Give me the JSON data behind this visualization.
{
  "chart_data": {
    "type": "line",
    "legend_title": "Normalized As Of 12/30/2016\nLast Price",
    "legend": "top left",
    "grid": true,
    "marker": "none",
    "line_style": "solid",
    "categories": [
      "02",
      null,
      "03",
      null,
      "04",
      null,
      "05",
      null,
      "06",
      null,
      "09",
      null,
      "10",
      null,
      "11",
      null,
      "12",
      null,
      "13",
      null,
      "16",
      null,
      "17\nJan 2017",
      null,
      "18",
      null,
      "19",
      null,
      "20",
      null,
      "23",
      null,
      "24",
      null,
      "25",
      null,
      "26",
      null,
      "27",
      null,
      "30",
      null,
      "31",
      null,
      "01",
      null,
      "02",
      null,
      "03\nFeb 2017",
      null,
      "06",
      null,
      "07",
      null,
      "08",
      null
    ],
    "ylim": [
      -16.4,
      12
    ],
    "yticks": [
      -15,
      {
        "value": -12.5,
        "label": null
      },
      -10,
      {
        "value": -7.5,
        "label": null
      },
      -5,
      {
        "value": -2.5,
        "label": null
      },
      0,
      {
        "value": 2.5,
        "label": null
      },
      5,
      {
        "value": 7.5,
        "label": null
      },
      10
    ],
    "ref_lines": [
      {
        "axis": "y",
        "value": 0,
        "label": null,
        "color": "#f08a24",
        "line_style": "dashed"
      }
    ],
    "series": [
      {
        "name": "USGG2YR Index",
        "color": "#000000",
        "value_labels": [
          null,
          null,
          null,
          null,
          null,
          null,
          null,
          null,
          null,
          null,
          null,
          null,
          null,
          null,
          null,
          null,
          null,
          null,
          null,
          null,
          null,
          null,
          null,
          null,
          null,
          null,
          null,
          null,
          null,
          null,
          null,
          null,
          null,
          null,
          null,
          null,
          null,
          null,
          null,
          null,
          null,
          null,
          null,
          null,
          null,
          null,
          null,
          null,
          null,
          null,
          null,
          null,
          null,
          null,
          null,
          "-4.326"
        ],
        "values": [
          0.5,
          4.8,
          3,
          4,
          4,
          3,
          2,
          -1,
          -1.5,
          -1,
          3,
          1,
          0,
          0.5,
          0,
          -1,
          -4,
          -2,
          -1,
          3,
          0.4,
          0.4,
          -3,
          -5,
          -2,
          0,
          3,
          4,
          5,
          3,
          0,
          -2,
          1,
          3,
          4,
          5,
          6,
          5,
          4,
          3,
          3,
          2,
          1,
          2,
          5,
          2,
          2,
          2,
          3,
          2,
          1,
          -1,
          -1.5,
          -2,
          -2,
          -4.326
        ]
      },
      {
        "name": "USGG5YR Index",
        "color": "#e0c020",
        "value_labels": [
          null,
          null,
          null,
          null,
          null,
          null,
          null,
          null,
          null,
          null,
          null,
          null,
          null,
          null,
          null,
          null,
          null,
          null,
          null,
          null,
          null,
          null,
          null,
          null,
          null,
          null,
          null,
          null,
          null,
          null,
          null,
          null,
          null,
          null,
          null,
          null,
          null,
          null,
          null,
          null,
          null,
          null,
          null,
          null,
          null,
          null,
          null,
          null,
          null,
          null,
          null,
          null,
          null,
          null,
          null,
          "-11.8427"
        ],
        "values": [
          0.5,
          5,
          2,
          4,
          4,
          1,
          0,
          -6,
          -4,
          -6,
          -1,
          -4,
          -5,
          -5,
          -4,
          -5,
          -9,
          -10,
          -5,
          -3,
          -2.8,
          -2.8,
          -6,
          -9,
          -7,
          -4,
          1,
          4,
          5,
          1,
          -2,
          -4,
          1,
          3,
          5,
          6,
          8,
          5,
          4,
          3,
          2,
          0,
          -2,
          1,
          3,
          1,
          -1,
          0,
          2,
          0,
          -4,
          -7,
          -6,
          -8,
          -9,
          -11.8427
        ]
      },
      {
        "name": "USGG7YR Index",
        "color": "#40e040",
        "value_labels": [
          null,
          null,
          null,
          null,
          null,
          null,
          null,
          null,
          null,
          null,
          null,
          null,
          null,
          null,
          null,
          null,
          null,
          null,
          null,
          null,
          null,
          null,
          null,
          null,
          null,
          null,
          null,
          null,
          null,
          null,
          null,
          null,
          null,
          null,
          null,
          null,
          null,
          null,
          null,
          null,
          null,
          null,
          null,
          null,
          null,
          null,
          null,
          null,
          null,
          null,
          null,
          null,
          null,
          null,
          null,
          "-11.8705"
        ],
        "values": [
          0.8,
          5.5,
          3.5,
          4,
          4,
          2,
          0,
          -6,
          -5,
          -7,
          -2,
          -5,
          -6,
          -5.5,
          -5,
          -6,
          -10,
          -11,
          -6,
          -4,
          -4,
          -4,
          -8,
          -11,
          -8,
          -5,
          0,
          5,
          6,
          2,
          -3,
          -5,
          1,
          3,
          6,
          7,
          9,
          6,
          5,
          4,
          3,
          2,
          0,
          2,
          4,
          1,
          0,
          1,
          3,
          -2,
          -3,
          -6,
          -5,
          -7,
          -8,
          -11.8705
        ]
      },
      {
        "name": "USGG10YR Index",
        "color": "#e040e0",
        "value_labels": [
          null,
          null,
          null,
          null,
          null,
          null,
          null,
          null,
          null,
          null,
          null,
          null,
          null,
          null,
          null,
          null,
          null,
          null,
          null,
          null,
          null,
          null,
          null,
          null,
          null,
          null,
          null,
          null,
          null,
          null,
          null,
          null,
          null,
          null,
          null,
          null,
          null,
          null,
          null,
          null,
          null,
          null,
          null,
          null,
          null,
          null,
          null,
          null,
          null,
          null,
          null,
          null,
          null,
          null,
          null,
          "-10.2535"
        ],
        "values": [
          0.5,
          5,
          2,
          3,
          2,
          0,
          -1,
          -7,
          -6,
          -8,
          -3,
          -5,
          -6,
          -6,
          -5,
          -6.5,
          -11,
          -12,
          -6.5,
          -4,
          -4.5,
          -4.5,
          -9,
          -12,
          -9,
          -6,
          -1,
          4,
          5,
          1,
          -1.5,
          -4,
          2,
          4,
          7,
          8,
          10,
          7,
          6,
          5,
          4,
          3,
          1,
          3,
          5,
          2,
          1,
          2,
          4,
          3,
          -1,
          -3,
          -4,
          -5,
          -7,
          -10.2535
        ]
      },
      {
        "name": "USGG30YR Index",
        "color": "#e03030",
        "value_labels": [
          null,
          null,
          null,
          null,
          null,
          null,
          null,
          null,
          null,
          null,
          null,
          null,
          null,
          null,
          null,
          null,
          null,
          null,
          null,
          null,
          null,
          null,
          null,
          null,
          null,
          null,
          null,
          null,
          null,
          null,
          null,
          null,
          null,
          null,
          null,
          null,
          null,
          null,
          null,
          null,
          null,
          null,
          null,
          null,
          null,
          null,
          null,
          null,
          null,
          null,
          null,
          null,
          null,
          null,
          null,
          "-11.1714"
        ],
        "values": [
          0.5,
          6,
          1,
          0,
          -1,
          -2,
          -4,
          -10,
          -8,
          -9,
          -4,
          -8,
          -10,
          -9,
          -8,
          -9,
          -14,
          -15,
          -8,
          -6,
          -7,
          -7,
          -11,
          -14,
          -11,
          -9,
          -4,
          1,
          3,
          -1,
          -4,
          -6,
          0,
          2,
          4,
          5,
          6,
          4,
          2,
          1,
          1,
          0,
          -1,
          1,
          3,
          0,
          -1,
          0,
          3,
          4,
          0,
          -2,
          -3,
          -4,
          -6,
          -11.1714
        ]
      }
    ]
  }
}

### Exercise directions:
Faithfully transcribe the whole of the data.

### Exercise output:
Give me the JSON data behind this visualization.
{
  "chart_data": {
    "type": "line",
    "legend_title": "Normalized As Of 12/30/2016\nLast Price",
    "legend": "top left",
    "grid": true,
    "marker": "none",
    "line_style": "solid",
    "categories": [
      "02",
      null,
      "03",
      null,
      "04",
      null,
      "05",
      null,
      "06",
      null,
      "09",
      null,
      "10",
      null,
      "11",
      null,
      "12",
      null,
      "13",
      null,
      "16",
      null,
      "17\nJan 2017",
      null,
      "18",
      null,
      "19",
      null,
      "20",
      null,
      "23",
      null,
      "24",
      null,
      "25",
      null,
      "26",
      null,
      "27",
      null,
      "30",
      null,
      "31",
      null,
      "01",
      null,
      "02",
      null,
      "03\nFeb 2017",
      null,
      "06",
      null,
      "07",
      null,
      "08",
      null
    ],
    "ylim": [
      -16.4,
      12
    ],
    "yticks": [
      -15,
      {
        "value": -12.5,
        "label": null
      },
      -10,
      {
        "value": -7.5,
        "label": null
      },
      -5,
      {
        "value": -2.5,
        "label": null
      },
      0,
      {
        "value": 2.5,
        "label": null
      },
      5,
      {
        "value": 7.5,
        "label": null
      },
      10
    ],
    "ref_lines": [
      {
        "axis": "y",
        "value": 0,
        "label": null,
        "color": "#f08a24",
        "line_style": "dashed"
      }
    ],
    "series": [
      {
        "name": "USGG2YR Index",
        "color": "#000000",
        "value_labels": [
          null,
          null,
          null,
          null,
          null,
          null,
          null,
          null,
          null,
          null,
          null,
          null,
          null,
          null,
          null,
          null,
          null,
          null,
          null,
          null,
          null,
          null,
          null,
          null,
          null,
          null,
          null,
          null,
          null,
          null,
          null,
          null,
          null,
          null,
          null,
          null,
          null,
          null,
          null,
          null,
          null,
          null,
          null,
          null,
          null,
          null,
          null,
          null,
          null,
          null,
          null,
          null,
          null,
          null,
          null,
          "-4.326"
        ],
        "values": [
          0.5,
          4.8,
          3,
          4,
          4,
          3,
          2,
          -1,
          -1.5,
          -1,
          3,
          1,
          0,
          0.5,
          0,
          -1,
          -4,
          -2,
          -1,
          3,
          0.4,
          0.4,
          -3,
          -5,
          -2,
          0,
          3,
          4,
          5,
          3,
          0,
          -2,
          1,
          3,
          4,
          5,
          6,
          5,
          4,
          3,
          3,
          2,
          1,
          2,
          5,
          2,
          2,
          2,
          3,
          2,
          1,
          -1,
          -1.5,
          -2,
          -2,
          -4.326
        ]
      },
      {
        "name": "USGG5YR Index",
        "color": "#e0c020",
        "value_labels": [
          null,
          null,
          null,
          null,
          null,
          null,
          null,
          null,
          null,
          null,
          null,
          null,
          null,
          null,
          null,
          null,
          null,
          null,
          null,
          null,
          null,
          null,
          null,
          null,
          null,
          null,
          null,
          null,
          null,
          null,
          null,
          null,
          null,
          null,
          null,
          null,
          null,
          null,
          null,
          null,
          null,
          null,
          null,
          null,
          null,
          null,
          null,
          null,
          null,
          null,
          null,
          null,
          null,
          null,
          null,
          "-11.8427"
        ],
        "values": [
          0.5,
          5,
          2,
          4,
          4,
          1,
          0,
          -6,
          -4,
          -6,
          -1,
          -4,
          -5,
          -5,
          -4,
          -5,
          -9,
          -10,
          -5,
          -3,
          -2.8,
          -2.8,
          -6,
          -9,
          -7,
          -4,
          1,
          4,
          5,
          1,
          -2,
          -4,
          1,
          3,
          5,
          6,
          8,
          5,
          4,
          3,
          2,
          0,
          -2,
          1,
          3,
          1,
          -1,
          0,
          2,
          0,
          -4,
          -7,
          -6,
          -8,
          -9,
          -11.8427
        ]
      },
      {
        "name": "USGG7YR Index",
        "color": "#40e040",
        "value_labels": [
          null,
          null,
          null,
          null,
          null,
          null,
          null,
          null,
          null,
          null,
          null,
          null,
          null,
          null,
          null,
          null,
          null,
          null,
          null,
          null,
          null,
          null,
          null,
          null,
          null,
          null,
          null,
          null,
          null,
          null,
          null,
          null,
          null,
          null,
          null,
          null,
          null,
          null,
          null,
          null,
          null,
          null,
          null,
          null,
          null,
          null,
          null,
          null,
          null,
          null,
          null,
          null,
          null,
          null,
          null,
          "-11.8705"
        ],
        "values": [
          0.8,
          5.5,
          3.5,
          4,
          4,
          2,
          0,
          -6,
          -5,
          -7,
          -2,
          -5,
          -6,
          -5.5,
          -5,
          -6,
          -10,
          -11,
          -6,
          -4,
          -4,
          -4,
          -8,
          -11,
          -8,
          -5,
          0,
          5,
          6,
          2,
          -3,
          -5,
          1,
          3,
          6,
          7,
          9,
          6,
          5,
          4,
          3,
          2,
          0,
          2,
          4,
          1,
          0,
          1,
          3,
          -2,
          -3,
          -6,
          -5,
          -7,
          -8,
          -11.8705
        ]
      },
      {
        "name": "USGG10YR Index",
        "color": "#e040e0",
        "value_labels": [
          null,
          null,
          null,
          null,
          null,
          null,
          null,
          null,
          null,
          null,
          null,
          null,
          null,
          null,
          null,
          null,
          null,
          null,
          null,
          null,
          null,
          null,
          null,
          null,
          null,
          null,
          null,
          null,
          null,
          null,
          null,
          null,
          null,
          null,
          null,
          null,
          null,
          null,
          null,
          null,
          null,
          null,
          null,
          null,
          null,
          null,
          null,
          null,
          null,
          null,
          null,
          null,
          null,
          null,
          null,
          "-10.2535"
        ],
        "values": [
          0.5,
          5,
          2,
          3,
          2,
          0,
          -1,
          -7,
          -6,
          -8,
          -3,
          -5,
          -6,
          -6,
          -5,
          -6.5,
          -11,
          -12,
          -6.5,
          -4,
          -4.5,
          -4.5,
          -9,
          -12,
          -9,
          -6,
          -1,
          4,
          5,
          1,
          -1.5,
          -4,
          2,
          4,
          7,
          8,
          10,
          7,
          6,
          5,
          4,
          3,
          1,
          3,
          5,
          2,
          1,
          2,
          4,
          3,
          -1,
          -3,
          -4,
          -5,
          -7,
          -10.2535
        ]
      },
      {
        "name": "USGG30YR Index",
        "color": "#e03030",
        "value_labels": [
          null,
          null,
          null,
          null,
          null,
          null,
          null,
          null,
          null,
          null,
          null,
          null,
          null,
          null,
          null,
          null,
          null,
          null,
          null,
          null,
          null,
          null,
          null,
          null,
          null,
          null,
          null,
          null,
          null,
          null,
          null,
          null,
          null,
          null,
          null,
          null,
          null,
          null,
          null,
          null,
          null,
          null,
          null,
          null,
          null,
          null,
          null,
          null,
          null,
          null,
          null,
          null,
          null,
          null,
          null,
          "-11.1714"
        ],
        "values": [
          0.5,
          6,
          1,
          0,
          -1,
          -2,
          -4,
          -10,
          -8,
          -9,
          -4,
          -8,
          -10,
          -9,
          -8,
          -9,
          -14,
          -15,
          -8,
          -6,
          -7,
          -7,
          -11,
          -14,
          -11,
          -9,
          -4,
          1,
          3,
          -1,
          -4,
          -6,
          0,
          2,
          4,
          5,
          6,
          4,
          2,
          1,
          1,
          0,
          -1,
          1,
          3,
          0,
          -1,
          0,
          3,
          4,
          0,
          -2,
          -3,
          -4,
          -6,
          -11.1714
        ]
      }
    ]
  }
}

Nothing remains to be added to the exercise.